• **RECORDS FOR THE EXERCISE**:
|---|

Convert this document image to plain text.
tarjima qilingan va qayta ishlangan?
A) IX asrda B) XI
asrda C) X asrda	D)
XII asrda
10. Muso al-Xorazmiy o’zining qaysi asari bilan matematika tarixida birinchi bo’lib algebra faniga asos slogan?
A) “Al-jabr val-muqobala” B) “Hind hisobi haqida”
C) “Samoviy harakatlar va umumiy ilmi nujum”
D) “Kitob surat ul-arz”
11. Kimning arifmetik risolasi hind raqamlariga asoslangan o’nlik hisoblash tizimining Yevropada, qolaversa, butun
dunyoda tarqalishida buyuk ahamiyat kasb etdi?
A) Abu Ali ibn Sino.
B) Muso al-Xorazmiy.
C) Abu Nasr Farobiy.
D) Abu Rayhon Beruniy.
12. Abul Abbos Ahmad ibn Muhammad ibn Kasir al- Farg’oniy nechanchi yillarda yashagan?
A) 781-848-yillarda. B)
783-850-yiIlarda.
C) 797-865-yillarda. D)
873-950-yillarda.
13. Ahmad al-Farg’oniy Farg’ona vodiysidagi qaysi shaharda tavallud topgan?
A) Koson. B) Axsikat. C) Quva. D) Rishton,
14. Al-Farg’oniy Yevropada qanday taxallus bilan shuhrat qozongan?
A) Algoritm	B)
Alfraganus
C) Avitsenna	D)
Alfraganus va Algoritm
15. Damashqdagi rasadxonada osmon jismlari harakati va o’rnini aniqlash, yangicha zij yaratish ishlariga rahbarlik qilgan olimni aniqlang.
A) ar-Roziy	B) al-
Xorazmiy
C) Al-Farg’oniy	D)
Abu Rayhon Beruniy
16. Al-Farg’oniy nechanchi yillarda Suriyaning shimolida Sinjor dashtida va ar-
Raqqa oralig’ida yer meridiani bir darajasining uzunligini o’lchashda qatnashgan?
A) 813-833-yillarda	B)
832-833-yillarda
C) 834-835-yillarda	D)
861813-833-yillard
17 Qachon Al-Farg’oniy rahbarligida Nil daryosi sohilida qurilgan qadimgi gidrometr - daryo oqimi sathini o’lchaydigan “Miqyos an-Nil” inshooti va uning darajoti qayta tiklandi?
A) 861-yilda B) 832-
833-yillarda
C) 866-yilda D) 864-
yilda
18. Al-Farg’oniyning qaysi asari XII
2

|---|

• **OBJECTIVE**:
Where a line above includes "qayta", copy that line.

• **WRITTEN RESPONSE**:
tarjima qilingan va qayta ishlangan?
17 Qachon Al-Farg’oniy rahbarligida Nil daryosi sohilida qurilgan qadimgi gidrometr - daryo oqimi sathini o’lchaydigan “Miqyos an-Nil” inshooti va uning darajoti qayta tiklandi?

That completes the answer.